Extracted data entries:
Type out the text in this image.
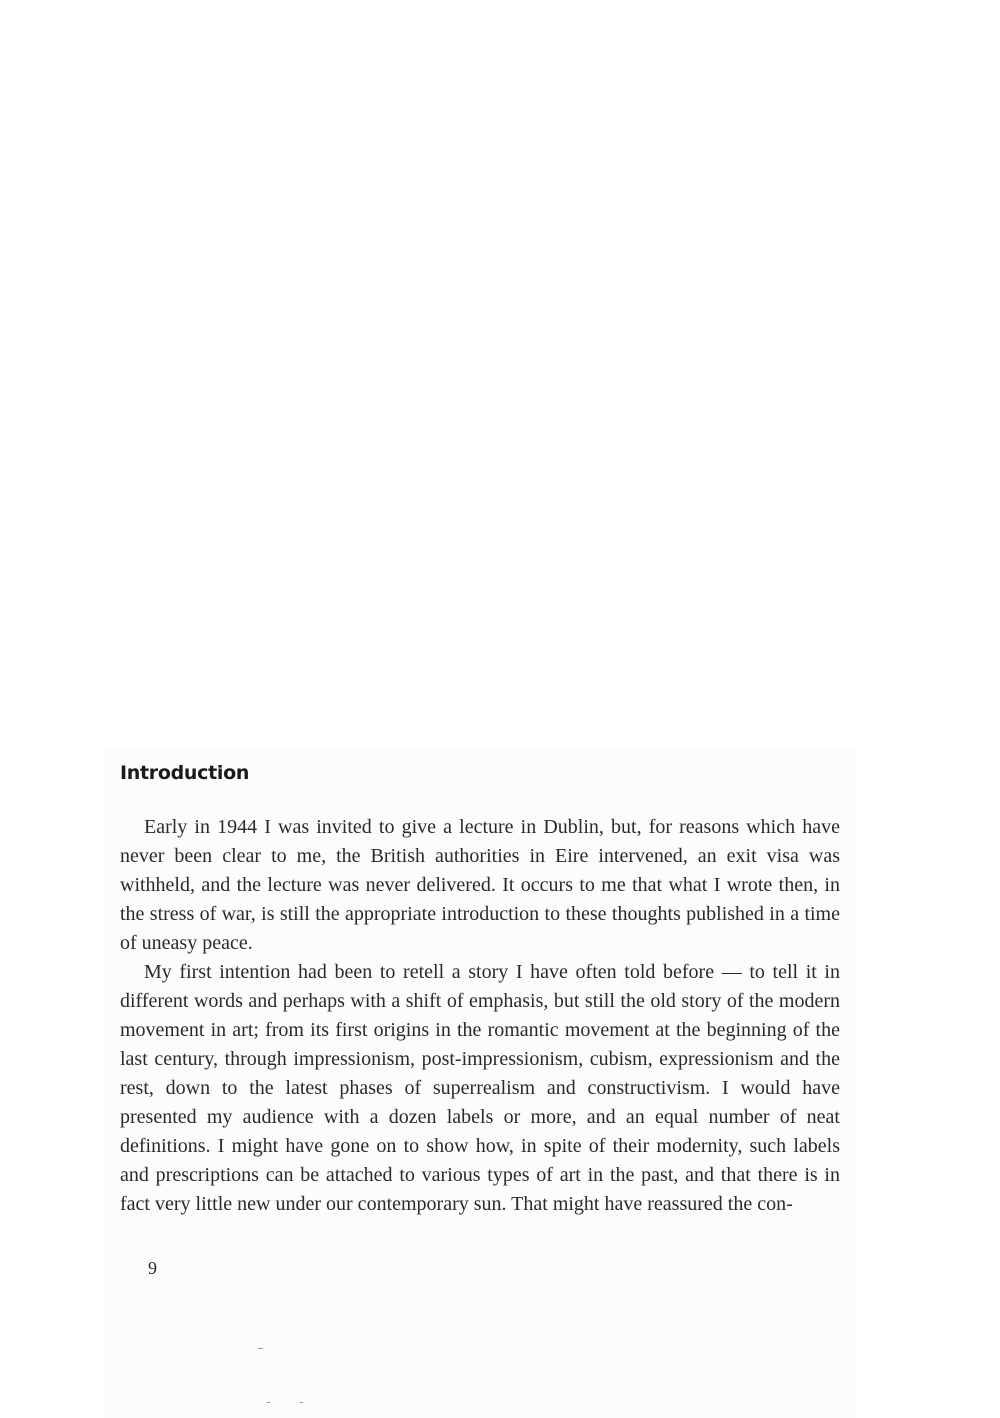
Introduction

Early in 1944 I was invited to give a lecture in Dublin, but, for reasons which have never been clear to me, the British authorities in Eire intervened, an exit visa was withheld, and the lecture was never delivered. It occurs to me that what I wrote then, in the stress of war, is still the appropriate introduction to these thoughts published in a time of uneasy peace.

My first intention had been to retell a story I have often told before — to tell it in different words and perhaps with a shift of emphasis, but still the old story of the modern movement in art; from its first origins in the romantic movement at the beginning of the last century, through impressionism, post-impressionism, cubism, expressionism and the rest, down to the latest phases of superrealism and constructivism. I would have presented my audience with a dozen labels or more, and an equal number of neat definitions. I might have gone on to show how, in spite of their modernity, such labels and prescriptions can be attached to various types of art in the past, and that there is in fact very little new under our contemporary sun. That might have reassured the con-

9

**The exercise**. Reproduce the whole listing exactly, but not the images in it.

**Answer below**.
Type out the text in this image.
Introduction

Early in 1944 I was invited to give a lecture in Dublin, but, for reasons which have never been clear to me, the British authorities in Eire intervened, an exit visa was withheld, and the lecture was never delivered. It occurs to me that what I wrote then, in the stress of war, is still the appropriate introduction to these thoughts published in a time of uneasy peace.

My first intention had been to retell a story I have often told before — to tell it in different words and perhaps with a shift of emphasis, but still the old story of the modern movement in art; from its first origins in the romantic movement at the beginning of the last century, through impressionism, post-impressionism, cubism, expressionism and the rest, down to the latest phases of superrealism and constructivism. I would have presented my audience with a dozen labels or more, and an equal number of neat definitions. I might have gone on to show how, in spite of their modernity, such labels and prescriptions can be attached to various types of art in the past, and that there is in fact very little new under our contemporary sun. That might have reassured the con-

9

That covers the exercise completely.